Ok, so we’ve established that 60s to about 72 it was a mixture of most drivers simply not wanting to kip in cabs, and Unions fighting against it.
So when all this stuff just fizzled out, and drivers were kipping across the engine covers more, and accepting it either as a preference to dodgy digs or to add to their income by saving their night out money) why did the manufacturers not jump on it a lot sooner than they did, and capitalise on it, and make things as they are today, where sleepers are more or less standard, and day cabs are secondary…especially when firms started converting their day cabs.
I remember the Sed Atk 400 coming out as a sleeper but not to about…76? and the day cab option was still quite common…ok I know they would be a cheaper spec, but why did drivers not kick off about being provided only day cabs to kip in.
Then the first Leyland Roadtrains were either day cabs or some poor fold down bunk in a narrow cab,.and the Marathons also were very narrow.
Even after I started in 79, I can still remember a hell of a lot of tramper’s kipping across the seats in day cabs, when opting for digs was gradually dying out.

In fact apart from the lucky ones with their 111 s, 88s, and 2800, I would go as far as to say that day cab tramping was more common than sleeper cab tramping for quite a long time, around then.
Would you not agree?

It was the continental manufacturers that started bringing sleeper cabs over here that kicked it off. None of the British were offering sleepers at the time. When the Roadtrain was introduced it had what they designated a rest cab with a fols down bunk. Volvo were clever with the F86 which was basically a day cab with room for a small bed behind the seats.

ramone:
It was the continental manufacturers that started bringing sleeper cabs over here that kicked it off. None of the British were offering sleepers at the time. When the Roadtrain was introduced it had what they designated a rest cab with a fols down bunk. Volvo were clever with the F86 which was basically a day cab with room for a small bed behind the seats.

* _REQUIRED WORK_
1) Retype the sleeper cab discussion word for word, everything from "I remember the" down to "you not agree?".
2) Answer these questions from the sleeper cab discussion.
(a) In what year did the writer start?
(b) What name was given to the cab when the Roadtrain was introduced?
(c) Which Volvo model was basically a day cab with room for a small bed behind the seats?
The records have nothing to do with this.

* _EXTRACTED RECORDS_
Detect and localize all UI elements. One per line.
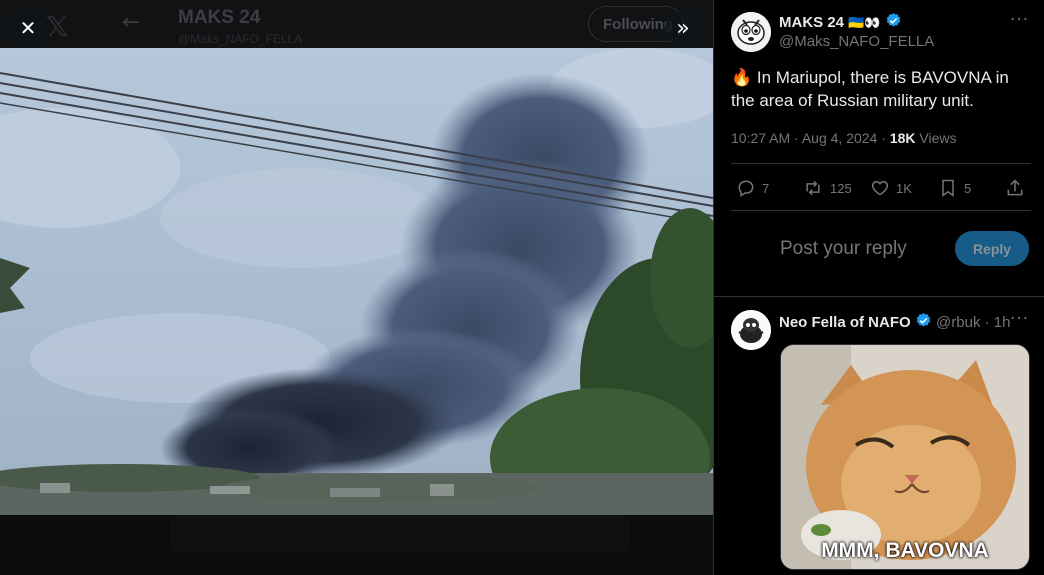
author-avatar[interactable]	[731, 12, 771, 52]
like-count: 1K	[896, 180, 912, 196]
close-icon[interactable]: ✕	[10, 10, 46, 46]
cat-image	[781, 345, 1029, 569]
background-post-area	[170, 515, 630, 553]
views-count: 18K	[889, 130, 916, 146]
author-name[interactable]: MAKS 24	[779, 14, 844, 31]
divider	[714, 296, 1044, 297]
views-label: Views	[919, 130, 957, 146]
post-time[interactable]: 10:27 AM	[731, 130, 790, 146]
x-logo-icon: 𝕏	[46, 10, 69, 43]
reply-input[interactable]: Post your reply	[780, 238, 907, 260]
reply-author-line[interactable]: Neo Fella of NAFO @rbuk · 1h	[779, 312, 1010, 331]
bookmark-icon	[942, 179, 954, 197]
author-name-line[interactable]: MAKS 24 🇺🇦👀	[779, 12, 902, 31]
heart-icon	[871, 180, 889, 196]
reply-author-name[interactable]: Neo Fella of NAFO	[779, 314, 911, 331]
repost-action[interactable]: 125	[802, 176, 852, 200]
author-emoji: 🇺🇦👀	[848, 16, 881, 31]
reply-time[interactable]: 1h	[994, 314, 1011, 331]
share-icon	[1007, 179, 1023, 196]
bookmark-count: 5	[964, 180, 972, 196]
meme-caption: MMM, BAVOVNA	[821, 539, 989, 562]
background-post-header: 𝕏 ← MAKS 24 @Maks_NAFO_FELLA Following	[0, 0, 713, 48]
bookmark-action[interactable]: 5	[938, 176, 971, 200]
repost-icon	[806, 180, 820, 196]
author-handle[interactable]: @Maks_NAFO_FELLA	[779, 33, 934, 50]
more-options-icon[interactable]: ···	[1010, 309, 1029, 329]
background-author-name: MAKS 24	[178, 7, 261, 28]
reply-author-handle[interactable]: @rbuk	[936, 314, 980, 331]
more-options-icon[interactable]: ···	[1010, 10, 1029, 30]
reply-button[interactable]: Reply	[955, 231, 1029, 266]
reply-image[interactable]: MMM, BAVOVNA	[780, 344, 1030, 570]
post-photo[interactable]	[0, 48, 713, 515]
media-viewer: 𝕏 ← MAKS 24 @Maks_NAFO_FELLA Following ✕…	[0, 0, 713, 575]
reply-count: 7	[762, 180, 770, 196]
post-meta: 10:27 AM · Aug 4, 2024 · 18K Views	[731, 130, 957, 146]
verified-badge-icon	[886, 13, 900, 27]
divider	[731, 210, 1031, 211]
share-action[interactable]	[1005, 176, 1031, 200]
background-author-handle: @Maks_NAFO_FELLA	[178, 32, 303, 46]
post-date[interactable]: Aug 4, 2024	[802, 130, 878, 146]
reply-author-avatar[interactable]	[731, 310, 771, 350]
verified-badge-icon	[916, 313, 931, 327]
reply-action[interactable]: 7	[736, 176, 769, 200]
like-action[interactable]: 1K	[870, 176, 912, 200]
post-detail-panel: MAKS 24 🇺🇦👀 @Maks_NAFO_FELLA ··· 🔥 In Ma…	[713, 0, 1044, 575]
double-chevron-right-icon[interactable]: »	[665, 10, 701, 46]
repost-count: 125	[830, 180, 852, 196]
divider	[731, 163, 1031, 164]
reply-icon	[738, 180, 754, 197]
post-text: 🔥 In Mariupol, there is BAVOVNA in the a…	[731, 68, 1009, 110]
back-arrow-icon: ←	[122, 10, 141, 35]
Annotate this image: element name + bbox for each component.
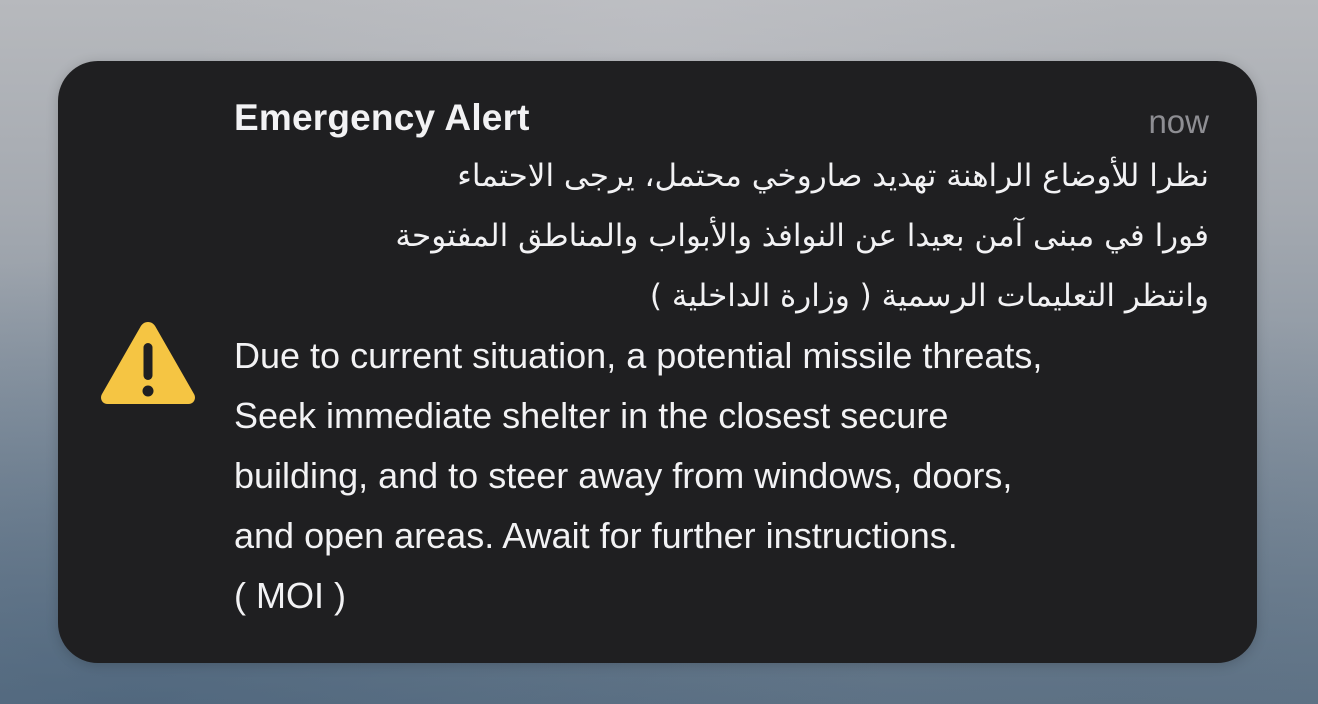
english-message-line: and open areas. Await for further instru…: [234, 515, 958, 556]
notification-header: Emergency Alert now: [234, 95, 1214, 145]
arabic-message-line: نظرا للأوضاع الراهنة تهديد صاروخي محتمل،…: [457, 158, 1209, 194]
arabic-message-line: وانتظر التعليمات الرسمية ( وزارة الداخلي…: [649, 278, 1209, 314]
notification-content: Emergency Alert now نظرا للأوضاع الراهنة…: [234, 95, 1214, 626]
english-message-line: ( MOI ): [234, 575, 346, 616]
english-message: Due to current situation, a potential mi…: [234, 326, 1209, 626]
warning-triangle-icon: [101, 322, 195, 404]
arabic-message-line: فورا في مبنى آمن بعيدا عن النوافذ والأبو…: [395, 218, 1209, 254]
arabic-message: نظرا للأوضاع الراهنة تهديد صاروخي محتمل،…: [234, 146, 1209, 326]
english-message-line: Due to current situation, a potential mi…: [234, 335, 1043, 376]
emergency-alert-notification[interactable]: Emergency Alert now نظرا للأوضاع الراهنة…: [58, 61, 1257, 663]
notification-title: Emergency Alert: [234, 97, 530, 138]
notification-timestamp: now: [1148, 103, 1209, 140]
english-message-line: building, and to steer away from windows…: [234, 455, 1013, 496]
english-message-line: Seek immediate shelter in the closest se…: [234, 395, 949, 436]
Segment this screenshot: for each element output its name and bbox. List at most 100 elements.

* _WORKED ANSWERS_
1)
I remember the Sed Atk 400 coming out as a sleeper but not to about…76? and the day cab option was still quite common…ok I know they would be a cheaper spec, but why did drivers not kick off about being provided only day cabs to kip in.
Then the first Leyland Roadtrains were either day cabs or some poor fold down bunk in a narrow cab,.and the Marathons also were very narrow.
Even after I started in 79, I can still remember a hell of a lot of tramper’s kipping across the seats in day cabs, when opting for digs was gradually dying out.

In fact apart from the lucky ones with their 111 s, 88s, and 2800, I would go as far as to say that day cab tramping was more common than sleeper cab tramping for quite a long time, around then.
Would you not agree?

2)
(a) 79
(b) A rest cab
(c) The F86